PROBLEM STATEMENT: Lines holding the string "Department" are the ones to copy from this listing.

MATERIAL SUPPLIED:
* START *

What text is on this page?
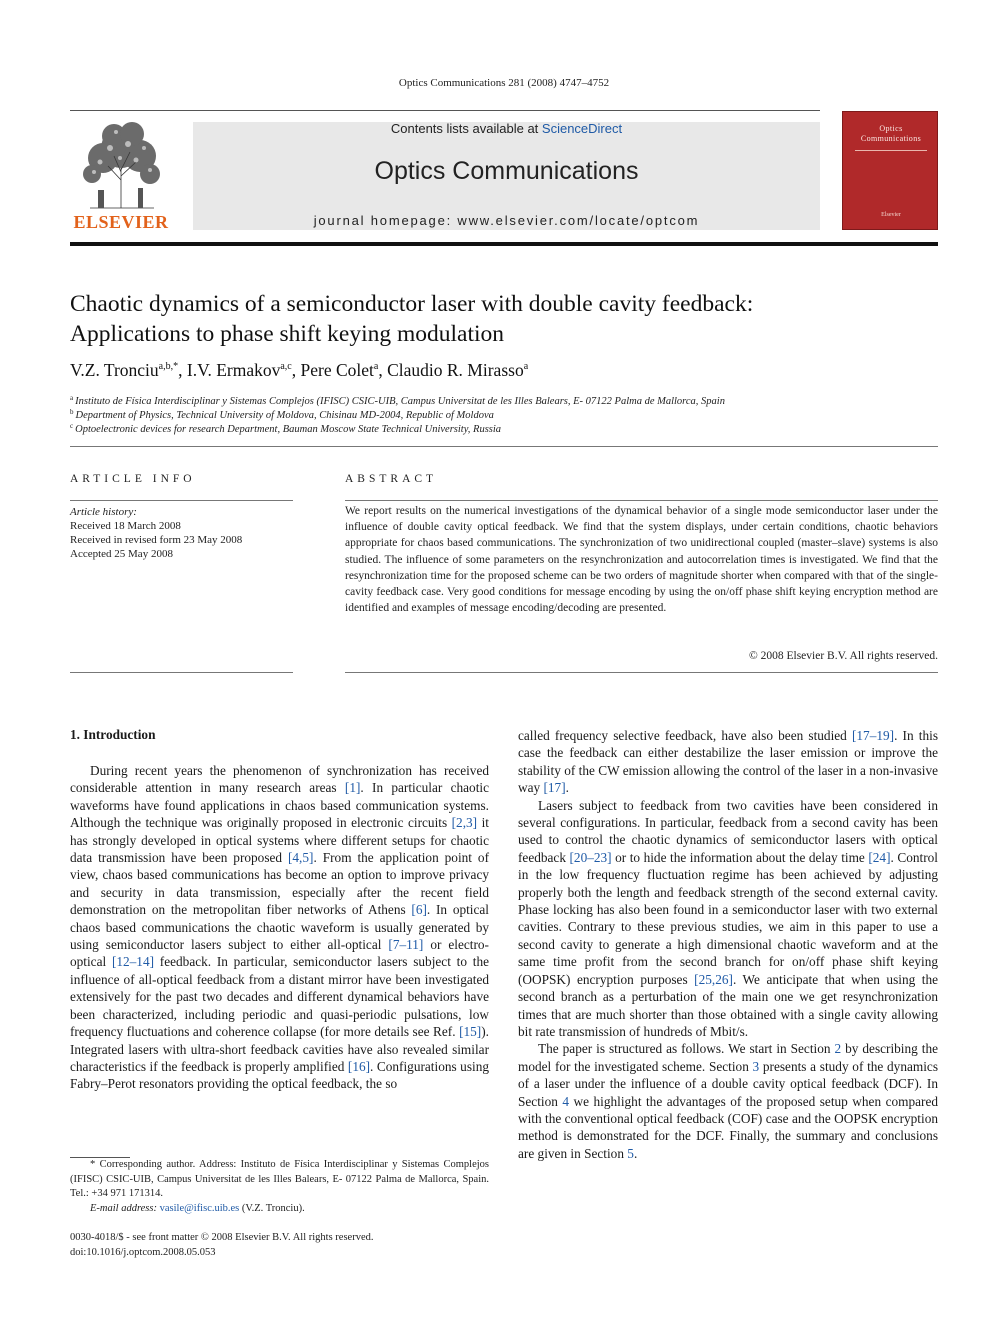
Optics Communications 281 (2008) 4747–4752
ELSEVIER
Contents lists available at ScienceDirect
Optics Communications
journal homepage: www.elsevier.com/locate/optcom
Optics Communications
Elsevier
Chaotic dynamics of a semiconductor laser with double cavity feedback:
Applications to phase shift keying modulation
V.Z. Tronciu$^{a,b,*}$, I.V. Ermakov$^{a,c}$, Pere Colet$^a$, Claudio R. Mirasso$^a$
$^a$ Instituto de Física Interdisciplinar y Sistemas Complejos (IFISC) CSIC-UIB, Campus Universitat de les Illes Balears, E- 07122 Palma de Mallorca, Spain
$^b$ Department of Physics, Technical University of Moldova, Chisinau MD-2004, Republic of Moldova
$^c$ Optoelectronic devices for research Department, Bauman Moscow State Technical University, Russia
ARTICLE INFO
Article history:
Received 18 March 2008
Received in revised form 23 May 2008
Accepted 25 May 2008
ABSTRACT
We report results on the numerical investigations of the dynamical behavior of a single mode semiconductor laser under the influence of double cavity optical feedback. We find that the system displays, under certain conditions, chaotic behaviors appropriate for chaos based communications. The synchronization of two unidirectional coupled (master–slave) systems is also studied. The influence of some parameters on the resynchronization and autocorrelation times is investigated. We find that the resynchronization time for the proposed scheme can be two orders of magnitude shorter when compared with that of the single-cavity feedback case. Very good conditions for message encoding by using the on/off phase shift keying encryption method are identified and examples of message encoding/decoding are presented.
© 2008 Elsevier B.V. All rights reserved.
1. Introduction

During recent years the phenomenon of synchronization has received considerable attention in many research areas [1]. In particular chaotic waveforms have found applications in chaos based communication systems. Although the technique was originally proposed in electronic circuits [2,3] it has strongly developed in optical systems where different setups for chaotic data transmission have been proposed [4,5]. From the application point of view, chaos based communications has become an option to improve privacy and security in data transmission, especially after the recent field demonstration on the metropolitan fiber networks of Athens [6]. In optical chaos based communications the chaotic waveform is usually generated by using semiconductor lasers subject to either all-optical [7–11] or electro-optical [12–14] feedback. In particular, semiconductor lasers subject to the influence of all-optical feedback from a distant mirror have been investigated extensively for the past two decades and different dynamical behaviors have been characterized, including periodic and quasi-periodic pulsations, low frequency fluctuations and coherence collapse (for more details see Ref. [15]). Integrated lasers with ultra-short feedback cavities have also revealed similar characteristics if the feedback is properly amplified [16]. Configurations using Fabry–Perot resonators providing the optical feedback, the so

* Corresponding author. Address: Instituto de Física Interdisciplinar y Sistemas Complejos (IFISC) CSIC-UIB, Campus Universitat de les Illes Balears, E- 07122 Palma de Mallorca, Spain. Tel.: +34 971 171314.

E-mail address: vasile@ifisc.uib.es (V.Z. Tronciu).

0030-4018/$ - see front matter © 2008 Elsevier B.V. All rights reserved.
doi:10.1016/j.optcom.2008.05.053

called frequency selective feedback, have also been studied [17–19]. In this case the feedback can either destabilize the laser emission or improve the stability of the CW emission allowing the control of the laser in a non-invasive way [17].

Lasers subject to feedback from two cavities have been considered in several configurations. In particular, feedback from a second cavity has been used to control the chaotic dynamics of semiconductor lasers with optical feedback [20–23] or to hide the information about the delay time [24]. Control in the low frequency fluctuation regime has been achieved by adjusting properly both the length and feedback strength of the second external cavity. Phase locking has also been found in a semiconductor laser with two external cavities. Contrary to these previous studies, we aim in this paper to use a second cavity to generate a high dimensional chaotic waveform and at the same time profit from the second branch for on/off phase shift keying (OOPSK) encryption purposes [25,26]. We anticipate that when using the second branch as a perturbation of the main one we get resynchronization times that are much shorter than those obtained with a single cavity allowing bit rate transmission of hundreds of Mbit/s.

The paper is structured as follows. We start in Section 2 by describing the model for the investigated scheme. Section 3 presents a study of the dynamics of a laser under the influence of a double cavity optical feedback (DCF). In Section 4 we highlight the advantages of the proposed setup when compared with the conventional optical feedback (COF) case and the OOPSK encryption method is demonstrated for the DCF. Finally, the summary and conclusions are given in Section 5.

* END *

ANSWER TO THIS EXERCISE:
$^b$ Department of Physics, Technical University of Moldova, Chisinau MD-2004, Republic of Moldova
$^c$ Optoelectronic devices for research Department, Bauman Moscow State Technical University, Russia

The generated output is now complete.